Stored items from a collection

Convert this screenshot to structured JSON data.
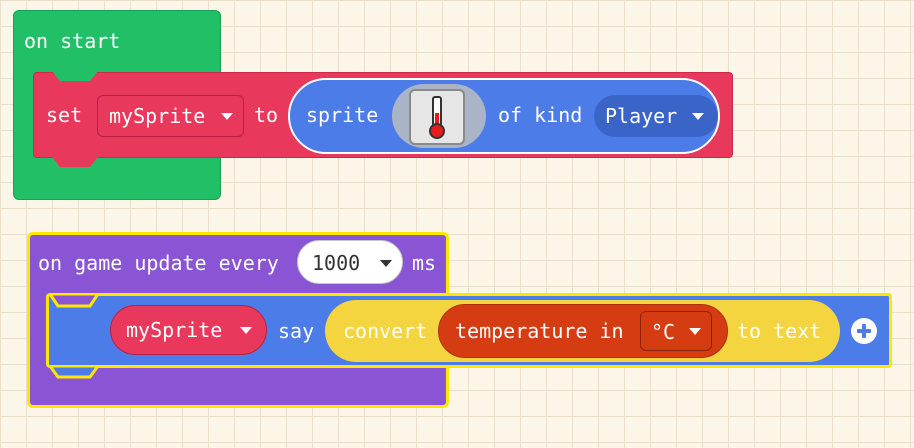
{
  "on_start": {
    "label": "on start"
  },
  "set_block": {
    "set_label": "set",
    "variable": "mySprite",
    "to_label": "to"
  },
  "sprite_block": {
    "sprite_label": "sprite",
    "image_icon": "thermometer-icon",
    "of_kind_label": "of kind",
    "kind": "Player"
  },
  "game_update": {
    "label": "on game update every",
    "interval": "1000",
    "unit": "ms"
  },
  "say_block": {
    "variable": "mySprite",
    "say_label": "say",
    "convert_label": "convert",
    "temperature_label": "temperature in",
    "temperature_unit": "°C",
    "to_text_label": "to text"
  },
  "colors": {
    "event_green": "#22c066",
    "variable_red": "#e8395c",
    "sprite_blue": "#4c7ce8",
    "loop_purple": "#8a55d4",
    "math_yellow": "#f4d540",
    "sensor_orange": "#d63c12",
    "highlight_yellow": "#ffe600"
  }
}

What the task requires: Except for the pictures, reproduce every line exactly.

Result below:
Convert this screenshot to structured JSON data.
{
  "on_start": {
    "label": "on start"
  },
  "set_block": {
    "set_label": "set",
    "variable": "mySprite",
    "to_label": "to"
  },
  "sprite_block": {
    "sprite_label": "sprite",
    "image_icon": "thermometer-icon",
    "of_kind_label": "of kind",
    "kind": "Player"
  },
  "game_update": {
    "label": "on game update every",
    "interval": "1000",
    "unit": "ms"
  },
  "say_block": {
    "variable": "mySprite",
    "say_label": "say",
    "convert_label": "convert",
    "temperature_label": "temperature in",
    "temperature_unit": "°C",
    "to_text_label": "to text"
  },
  "colors": {
    "event_green": "#22c066",
    "variable_red": "#e8395c",
    "sprite_blue": "#4c7ce8",
    "loop_purple": "#8a55d4",
    "math_yellow": "#f4d540",
    "sensor_orange": "#d63c12",
    "highlight_yellow": "#ffe600"
  }
}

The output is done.